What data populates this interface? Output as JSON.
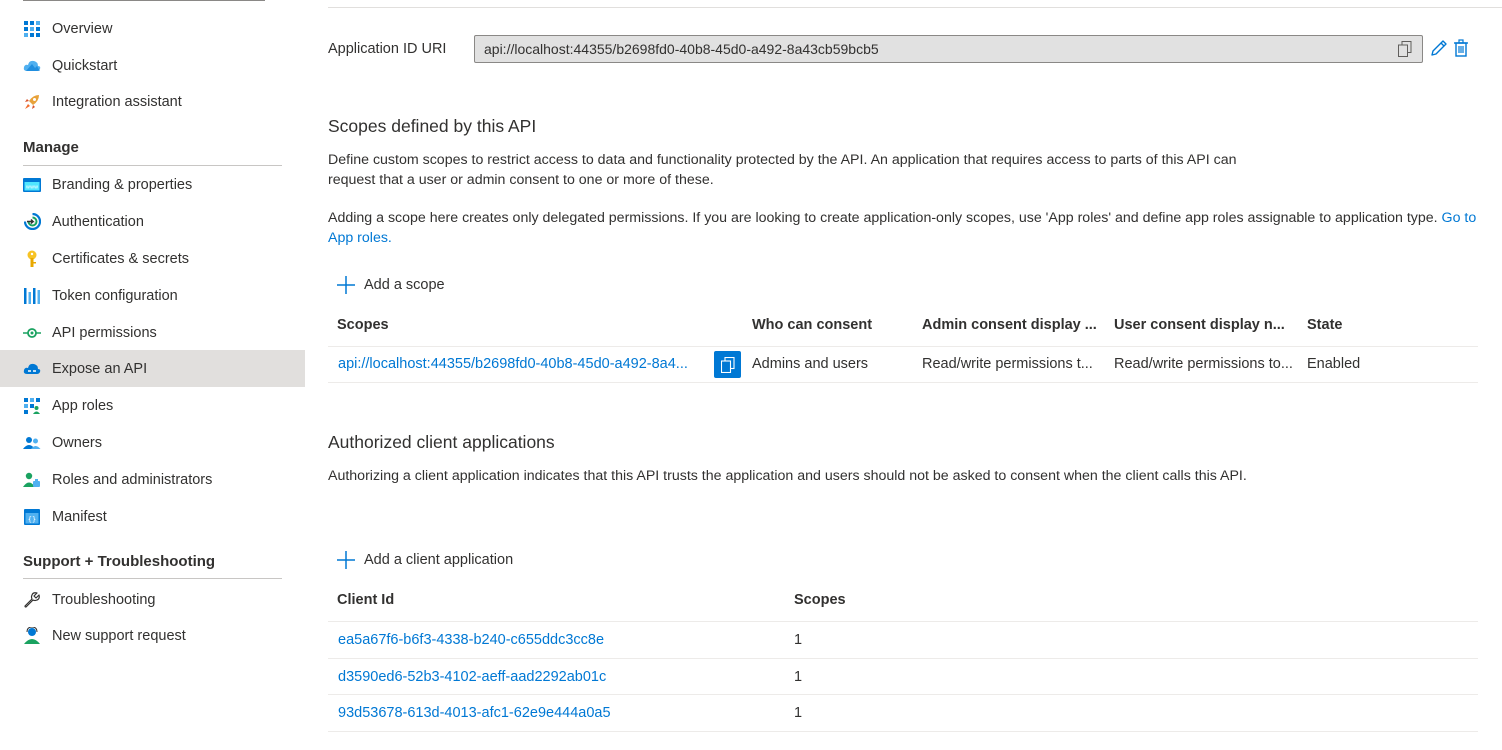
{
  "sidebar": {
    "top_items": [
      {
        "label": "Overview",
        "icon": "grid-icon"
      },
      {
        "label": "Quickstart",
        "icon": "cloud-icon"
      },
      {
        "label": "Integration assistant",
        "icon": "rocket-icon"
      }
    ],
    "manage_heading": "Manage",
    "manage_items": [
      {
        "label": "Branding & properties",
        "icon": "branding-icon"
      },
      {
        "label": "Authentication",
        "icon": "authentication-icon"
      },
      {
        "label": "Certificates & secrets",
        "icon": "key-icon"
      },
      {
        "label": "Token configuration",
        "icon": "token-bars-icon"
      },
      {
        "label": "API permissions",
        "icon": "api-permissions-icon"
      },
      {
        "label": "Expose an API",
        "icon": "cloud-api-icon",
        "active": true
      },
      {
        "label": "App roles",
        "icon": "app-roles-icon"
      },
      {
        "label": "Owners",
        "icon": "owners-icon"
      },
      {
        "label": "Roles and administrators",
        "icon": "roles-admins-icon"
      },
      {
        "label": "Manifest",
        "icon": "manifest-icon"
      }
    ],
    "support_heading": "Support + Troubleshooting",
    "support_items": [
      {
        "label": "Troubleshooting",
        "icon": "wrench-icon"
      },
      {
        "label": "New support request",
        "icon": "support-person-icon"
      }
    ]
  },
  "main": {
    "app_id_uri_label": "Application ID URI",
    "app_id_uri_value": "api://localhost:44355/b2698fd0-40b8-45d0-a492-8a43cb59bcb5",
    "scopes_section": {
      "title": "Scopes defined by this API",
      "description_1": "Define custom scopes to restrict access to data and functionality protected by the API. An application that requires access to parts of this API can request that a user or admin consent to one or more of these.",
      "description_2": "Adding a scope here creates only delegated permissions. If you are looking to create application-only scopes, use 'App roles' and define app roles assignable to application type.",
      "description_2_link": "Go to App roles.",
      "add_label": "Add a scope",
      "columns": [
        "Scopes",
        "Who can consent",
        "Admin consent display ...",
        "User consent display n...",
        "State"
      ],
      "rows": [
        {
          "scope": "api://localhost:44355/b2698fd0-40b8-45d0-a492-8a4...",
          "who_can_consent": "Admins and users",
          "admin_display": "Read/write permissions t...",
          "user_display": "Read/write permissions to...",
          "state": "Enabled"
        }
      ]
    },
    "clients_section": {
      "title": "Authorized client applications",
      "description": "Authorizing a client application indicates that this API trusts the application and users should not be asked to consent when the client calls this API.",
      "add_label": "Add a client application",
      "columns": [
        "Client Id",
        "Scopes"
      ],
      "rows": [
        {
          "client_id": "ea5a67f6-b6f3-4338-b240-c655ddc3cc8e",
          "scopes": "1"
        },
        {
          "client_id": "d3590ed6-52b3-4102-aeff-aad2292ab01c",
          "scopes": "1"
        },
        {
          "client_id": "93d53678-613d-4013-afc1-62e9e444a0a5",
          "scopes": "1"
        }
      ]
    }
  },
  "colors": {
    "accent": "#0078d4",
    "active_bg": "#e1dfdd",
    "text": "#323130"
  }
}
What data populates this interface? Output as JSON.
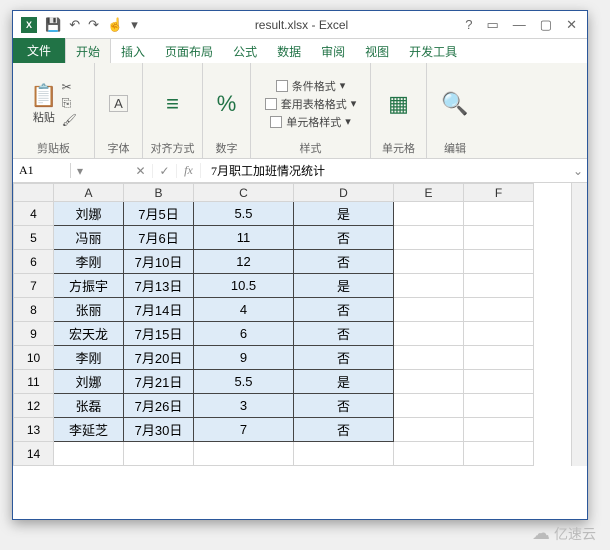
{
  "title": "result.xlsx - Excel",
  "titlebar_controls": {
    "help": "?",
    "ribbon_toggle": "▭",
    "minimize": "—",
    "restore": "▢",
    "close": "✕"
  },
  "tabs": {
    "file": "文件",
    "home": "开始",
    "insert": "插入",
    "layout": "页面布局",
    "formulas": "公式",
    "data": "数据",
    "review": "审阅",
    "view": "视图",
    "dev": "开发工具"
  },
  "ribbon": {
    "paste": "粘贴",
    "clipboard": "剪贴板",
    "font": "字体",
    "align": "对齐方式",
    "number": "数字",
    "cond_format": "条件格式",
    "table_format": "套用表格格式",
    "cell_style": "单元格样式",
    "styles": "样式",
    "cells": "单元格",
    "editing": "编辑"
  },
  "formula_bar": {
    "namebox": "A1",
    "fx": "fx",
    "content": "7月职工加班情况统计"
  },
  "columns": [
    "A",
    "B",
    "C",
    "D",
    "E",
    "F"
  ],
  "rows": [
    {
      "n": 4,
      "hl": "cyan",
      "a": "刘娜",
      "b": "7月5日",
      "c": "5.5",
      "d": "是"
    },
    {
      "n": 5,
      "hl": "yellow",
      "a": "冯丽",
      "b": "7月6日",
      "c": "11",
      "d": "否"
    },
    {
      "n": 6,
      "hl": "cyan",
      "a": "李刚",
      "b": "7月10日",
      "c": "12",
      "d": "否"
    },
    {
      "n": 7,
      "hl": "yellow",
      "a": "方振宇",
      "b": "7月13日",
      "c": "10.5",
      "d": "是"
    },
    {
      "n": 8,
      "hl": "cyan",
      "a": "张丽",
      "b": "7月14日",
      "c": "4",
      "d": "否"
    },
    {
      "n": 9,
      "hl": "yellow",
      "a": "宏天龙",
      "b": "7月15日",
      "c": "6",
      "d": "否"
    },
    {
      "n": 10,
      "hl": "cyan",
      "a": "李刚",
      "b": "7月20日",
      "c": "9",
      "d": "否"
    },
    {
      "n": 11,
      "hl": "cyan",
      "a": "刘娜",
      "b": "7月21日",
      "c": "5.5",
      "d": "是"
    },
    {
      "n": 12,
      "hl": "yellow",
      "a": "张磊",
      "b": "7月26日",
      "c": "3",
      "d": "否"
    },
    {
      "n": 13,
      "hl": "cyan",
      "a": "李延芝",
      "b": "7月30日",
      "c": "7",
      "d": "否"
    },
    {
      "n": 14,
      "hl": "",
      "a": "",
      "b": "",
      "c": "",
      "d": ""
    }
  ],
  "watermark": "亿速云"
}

------------------------------------------------

> **Exercise aim**
Transcribe every record above exactly, leaving out the pictures.

> **Solved exercise**
What data populates this interface? Output as JSON.
{
  "sidebar": {
    "top_items": [
      {
        "label": "Overview",
        "icon": "grid-icon"
      },
      {
        "label": "Quickstart",
        "icon": "cloud-icon"
      },
      {
        "label": "Integration assistant",
        "icon": "rocket-icon"
      }
    ],
    "manage_heading": "Manage",
    "manage_items": [
      {
        "label": "Branding & properties",
        "icon": "branding-icon"
      },
      {
        "label": "Authentication",
        "icon": "authentication-icon"
      },
      {
        "label": "Certificates & secrets",
        "icon": "key-icon"
      },
      {
        "label": "Token configuration",
        "icon": "token-bars-icon"
      },
      {
        "label": "API permissions",
        "icon": "api-permissions-icon"
      },
      {
        "label": "Expose an API",
        "icon": "cloud-api-icon",
        "active": true
      },
      {
        "label": "App roles",
        "icon": "app-roles-icon"
      },
      {
        "label": "Owners",
        "icon": "owners-icon"
      },
      {
        "label": "Roles and administrators",
        "icon": "roles-admins-icon"
      },
      {
        "label": "Manifest",
        "icon": "manifest-icon"
      }
    ],
    "support_heading": "Support + Troubleshooting",
    "support_items": [
      {
        "label": "Troubleshooting",
        "icon": "wrench-icon"
      },
      {
        "label": "New support request",
        "icon": "support-person-icon"
      }
    ]
  },
  "main": {
    "app_id_uri_label": "Application ID URI",
    "app_id_uri_value": "api://localhost:44355/b2698fd0-40b8-45d0-a492-8a43cb59bcb5",
    "scopes_section": {
      "title": "Scopes defined by this API",
      "description_1": "Define custom scopes to restrict access to data and functionality protected by the API. An application that requires access to parts of this API can request that a user or admin consent to one or more of these.",
      "description_2": "Adding a scope here creates only delegated permissions. If you are looking to create application-only scopes, use 'App roles' and define app roles assignable to application type.",
      "description_2_link": "Go to App roles.",
      "add_label": "Add a scope",
      "columns": [
        "Scopes",
        "Who can consent",
        "Admin consent display ...",
        "User consent display n...",
        "State"
      ],
      "rows": [
        {
          "scope": "api://localhost:44355/b2698fd0-40b8-45d0-a492-8a4...",
          "who_can_consent": "Admins and users",
          "admin_display": "Read/write permissions t...",
          "user_display": "Read/write permissions to...",
          "state": "Enabled"
        }
      ]
    },
    "clients_section": {
      "title": "Authorized client applications",
      "description": "Authorizing a client application indicates that this API trusts the application and users should not be asked to consent when the client calls this API.",
      "add_label": "Add a client application",
      "columns": [
        "Client Id",
        "Scopes"
      ],
      "rows": [
        {
          "client_id": "ea5a67f6-b6f3-4338-b240-c655ddc3cc8e",
          "scopes": "1"
        },
        {
          "client_id": "d3590ed6-52b3-4102-aeff-aad2292ab01c",
          "scopes": "1"
        },
        {
          "client_id": "93d53678-613d-4013-afc1-62e9e444a0a5",
          "scopes": "1"
        }
      ]
    }
  },
  "colors": {
    "accent": "#0078d4",
    "active_bg": "#e1dfdd",
    "text": "#323130"
  }
}
What data populates this interface? Output as JSON.
{
  "title": "result.xlsx - Excel",
  "titlebar_controls": {
    "help": "?",
    "ribbon_toggle": "▭",
    "minimize": "—",
    "restore": "▢",
    "close": "✕"
  },
  "tabs": {
    "file": "文件",
    "home": "开始",
    "insert": "插入",
    "layout": "页面布局",
    "formulas": "公式",
    "data": "数据",
    "review": "审阅",
    "view": "视图",
    "dev": "开发工具"
  },
  "ribbon": {
    "paste": "粘贴",
    "clipboard": "剪贴板",
    "font": "字体",
    "align": "对齐方式",
    "number": "数字",
    "cond_format": "条件格式",
    "table_format": "套用表格格式",
    "cell_style": "单元格样式",
    "styles": "样式",
    "cells": "单元格",
    "editing": "编辑"
  },
  "formula_bar": {
    "namebox": "A1",
    "fx": "fx",
    "content": "7月职工加班情况统计"
  },
  "columns": [
    "A",
    "B",
    "C",
    "D",
    "E",
    "F"
  ],
  "rows": [
    {
      "n": 4,
      "hl": "cyan",
      "a": "刘娜",
      "b": "7月5日",
      "c": "5.5",
      "d": "是"
    },
    {
      "n": 5,
      "hl": "yellow",
      "a": "冯丽",
      "b": "7月6日",
      "c": "11",
      "d": "否"
    },
    {
      "n": 6,
      "hl": "cyan",
      "a": "李刚",
      "b": "7月10日",
      "c": "12",
      "d": "否"
    },
    {
      "n": 7,
      "hl": "yellow",
      "a": "方振宇",
      "b": "7月13日",
      "c": "10.5",
      "d": "是"
    },
    {
      "n": 8,
      "hl": "cyan",
      "a": "张丽",
      "b": "7月14日",
      "c": "4",
      "d": "否"
    },
    {
      "n": 9,
      "hl": "yellow",
      "a": "宏天龙",
      "b": "7月15日",
      "c": "6",
      "d": "否"
    },
    {
      "n": 10,
      "hl": "cyan",
      "a": "李刚",
      "b": "7月20日",
      "c": "9",
      "d": "否"
    },
    {
      "n": 11,
      "hl": "cyan",
      "a": "刘娜",
      "b": "7月21日",
      "c": "5.5",
      "d": "是"
    },
    {
      "n": 12,
      "hl": "yellow",
      "a": "张磊",
      "b": "7月26日",
      "c": "3",
      "d": "否"
    },
    {
      "n": 13,
      "hl": "cyan",
      "a": "李延芝",
      "b": "7月30日",
      "c": "7",
      "d": "否"
    },
    {
      "n": 14,
      "hl": "",
      "a": "",
      "b": "",
      "c": "",
      "d": ""
    }
  ],
  "watermark": "亿速云"
}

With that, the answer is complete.